→ Problem requirements
Report every line below that holds the word "muốn".

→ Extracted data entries
· · ·

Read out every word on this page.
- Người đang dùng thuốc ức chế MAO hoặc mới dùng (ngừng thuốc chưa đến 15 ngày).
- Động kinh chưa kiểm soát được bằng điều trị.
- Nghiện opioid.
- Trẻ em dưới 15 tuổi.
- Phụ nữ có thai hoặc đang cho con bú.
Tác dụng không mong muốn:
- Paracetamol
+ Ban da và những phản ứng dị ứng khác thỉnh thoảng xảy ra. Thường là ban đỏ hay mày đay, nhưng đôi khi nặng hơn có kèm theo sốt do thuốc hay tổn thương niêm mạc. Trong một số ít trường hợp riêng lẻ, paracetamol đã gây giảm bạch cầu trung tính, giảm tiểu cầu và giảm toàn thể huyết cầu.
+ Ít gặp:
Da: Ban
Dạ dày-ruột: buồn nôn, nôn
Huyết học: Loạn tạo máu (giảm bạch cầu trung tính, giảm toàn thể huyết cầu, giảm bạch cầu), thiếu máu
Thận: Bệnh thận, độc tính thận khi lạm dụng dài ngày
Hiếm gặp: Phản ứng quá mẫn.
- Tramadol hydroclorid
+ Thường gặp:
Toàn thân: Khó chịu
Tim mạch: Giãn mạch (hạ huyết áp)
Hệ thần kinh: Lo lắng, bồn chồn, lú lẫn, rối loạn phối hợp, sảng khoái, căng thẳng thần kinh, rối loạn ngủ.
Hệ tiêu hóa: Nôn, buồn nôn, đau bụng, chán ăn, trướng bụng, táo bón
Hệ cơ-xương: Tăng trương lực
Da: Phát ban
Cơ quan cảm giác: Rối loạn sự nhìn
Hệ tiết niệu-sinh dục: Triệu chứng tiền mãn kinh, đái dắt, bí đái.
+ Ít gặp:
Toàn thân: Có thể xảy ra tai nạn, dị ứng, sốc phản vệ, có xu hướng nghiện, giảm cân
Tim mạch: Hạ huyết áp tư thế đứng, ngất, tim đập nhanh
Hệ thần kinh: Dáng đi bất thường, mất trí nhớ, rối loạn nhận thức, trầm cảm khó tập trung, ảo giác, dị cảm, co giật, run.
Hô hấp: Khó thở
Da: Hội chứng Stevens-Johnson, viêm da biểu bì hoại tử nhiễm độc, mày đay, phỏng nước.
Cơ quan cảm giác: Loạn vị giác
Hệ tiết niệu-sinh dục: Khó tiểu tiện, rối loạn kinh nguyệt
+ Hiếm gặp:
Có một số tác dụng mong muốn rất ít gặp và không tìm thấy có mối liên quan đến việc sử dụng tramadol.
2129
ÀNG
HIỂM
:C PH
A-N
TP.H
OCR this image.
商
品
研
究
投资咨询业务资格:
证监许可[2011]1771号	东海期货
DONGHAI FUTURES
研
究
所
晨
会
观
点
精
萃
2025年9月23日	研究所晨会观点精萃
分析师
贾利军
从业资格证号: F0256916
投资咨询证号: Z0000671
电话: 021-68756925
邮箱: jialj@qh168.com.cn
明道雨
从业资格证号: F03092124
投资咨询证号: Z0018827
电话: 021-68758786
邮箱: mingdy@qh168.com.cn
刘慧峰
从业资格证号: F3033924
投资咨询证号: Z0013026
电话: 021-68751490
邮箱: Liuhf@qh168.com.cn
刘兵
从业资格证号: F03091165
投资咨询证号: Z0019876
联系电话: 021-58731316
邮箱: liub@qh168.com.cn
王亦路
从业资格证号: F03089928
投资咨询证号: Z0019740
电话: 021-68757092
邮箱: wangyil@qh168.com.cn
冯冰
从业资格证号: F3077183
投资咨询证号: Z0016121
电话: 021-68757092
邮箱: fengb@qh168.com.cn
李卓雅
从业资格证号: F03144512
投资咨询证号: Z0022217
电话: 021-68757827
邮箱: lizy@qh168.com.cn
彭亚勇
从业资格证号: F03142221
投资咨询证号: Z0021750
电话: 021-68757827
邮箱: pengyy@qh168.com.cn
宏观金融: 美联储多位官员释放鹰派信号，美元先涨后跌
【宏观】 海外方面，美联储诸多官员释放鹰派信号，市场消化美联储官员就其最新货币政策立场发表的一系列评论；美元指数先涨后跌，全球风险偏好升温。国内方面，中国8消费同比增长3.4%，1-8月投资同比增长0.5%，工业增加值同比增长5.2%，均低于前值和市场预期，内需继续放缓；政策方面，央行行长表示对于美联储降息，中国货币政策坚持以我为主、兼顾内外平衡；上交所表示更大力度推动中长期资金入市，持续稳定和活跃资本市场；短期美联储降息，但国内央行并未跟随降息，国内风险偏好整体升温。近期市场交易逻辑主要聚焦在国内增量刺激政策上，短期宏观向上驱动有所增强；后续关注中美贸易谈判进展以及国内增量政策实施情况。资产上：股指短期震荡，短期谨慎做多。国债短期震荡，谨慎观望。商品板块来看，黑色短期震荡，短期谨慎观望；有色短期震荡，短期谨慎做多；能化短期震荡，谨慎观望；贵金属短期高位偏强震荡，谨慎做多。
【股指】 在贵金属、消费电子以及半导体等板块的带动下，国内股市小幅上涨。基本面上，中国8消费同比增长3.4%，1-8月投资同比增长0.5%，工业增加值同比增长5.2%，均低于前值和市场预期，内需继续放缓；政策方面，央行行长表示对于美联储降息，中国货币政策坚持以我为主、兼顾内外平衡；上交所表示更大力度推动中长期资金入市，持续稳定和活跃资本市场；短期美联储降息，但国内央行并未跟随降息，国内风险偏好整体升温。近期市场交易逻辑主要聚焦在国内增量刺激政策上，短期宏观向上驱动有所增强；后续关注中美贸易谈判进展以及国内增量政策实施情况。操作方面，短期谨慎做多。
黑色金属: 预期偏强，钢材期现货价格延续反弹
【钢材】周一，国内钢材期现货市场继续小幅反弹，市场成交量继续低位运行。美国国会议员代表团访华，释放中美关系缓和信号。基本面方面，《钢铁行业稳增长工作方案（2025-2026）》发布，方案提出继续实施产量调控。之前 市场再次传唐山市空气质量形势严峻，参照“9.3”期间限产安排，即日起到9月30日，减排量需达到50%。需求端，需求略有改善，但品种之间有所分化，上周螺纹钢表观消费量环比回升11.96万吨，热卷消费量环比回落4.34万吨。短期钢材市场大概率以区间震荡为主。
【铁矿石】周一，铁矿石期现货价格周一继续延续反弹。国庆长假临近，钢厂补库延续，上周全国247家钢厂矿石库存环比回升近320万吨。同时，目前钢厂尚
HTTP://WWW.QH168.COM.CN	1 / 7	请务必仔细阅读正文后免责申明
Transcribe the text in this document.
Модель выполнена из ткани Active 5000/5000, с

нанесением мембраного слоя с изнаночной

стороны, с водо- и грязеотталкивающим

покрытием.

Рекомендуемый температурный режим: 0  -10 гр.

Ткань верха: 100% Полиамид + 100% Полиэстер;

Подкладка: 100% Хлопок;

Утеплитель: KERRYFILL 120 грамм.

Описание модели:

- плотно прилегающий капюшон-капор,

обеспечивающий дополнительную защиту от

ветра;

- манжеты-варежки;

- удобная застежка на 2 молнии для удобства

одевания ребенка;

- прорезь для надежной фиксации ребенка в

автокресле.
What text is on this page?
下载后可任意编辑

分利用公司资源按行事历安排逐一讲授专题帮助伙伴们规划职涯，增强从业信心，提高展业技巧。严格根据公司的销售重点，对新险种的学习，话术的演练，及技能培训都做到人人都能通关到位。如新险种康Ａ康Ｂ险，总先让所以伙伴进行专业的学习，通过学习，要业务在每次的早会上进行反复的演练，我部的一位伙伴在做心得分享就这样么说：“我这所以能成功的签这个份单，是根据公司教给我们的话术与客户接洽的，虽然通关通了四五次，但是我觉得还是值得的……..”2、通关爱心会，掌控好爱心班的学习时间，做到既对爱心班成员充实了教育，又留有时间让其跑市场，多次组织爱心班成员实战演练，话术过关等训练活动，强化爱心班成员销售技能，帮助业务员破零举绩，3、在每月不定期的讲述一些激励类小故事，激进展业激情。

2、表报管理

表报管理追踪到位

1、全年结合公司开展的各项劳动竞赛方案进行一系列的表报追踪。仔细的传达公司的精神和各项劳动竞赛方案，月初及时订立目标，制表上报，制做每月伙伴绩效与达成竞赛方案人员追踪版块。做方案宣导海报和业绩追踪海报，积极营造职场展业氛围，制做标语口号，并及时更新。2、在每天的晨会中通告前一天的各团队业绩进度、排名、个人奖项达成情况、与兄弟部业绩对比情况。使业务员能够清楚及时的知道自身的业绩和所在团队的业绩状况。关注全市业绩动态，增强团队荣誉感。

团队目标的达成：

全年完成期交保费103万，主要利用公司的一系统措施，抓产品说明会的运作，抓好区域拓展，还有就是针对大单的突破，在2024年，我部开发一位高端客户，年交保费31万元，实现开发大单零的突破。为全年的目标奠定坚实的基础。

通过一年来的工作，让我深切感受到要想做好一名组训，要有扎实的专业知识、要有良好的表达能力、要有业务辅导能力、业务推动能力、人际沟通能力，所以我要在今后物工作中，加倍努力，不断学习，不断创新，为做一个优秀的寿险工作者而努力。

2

· · ·

→ Completed task
Tác dụng không mong muốn:
Có một số tác dụng mong muốn rất ít gặp và không tìm thấy có mối liên quan đến việc sử dụng tramadol.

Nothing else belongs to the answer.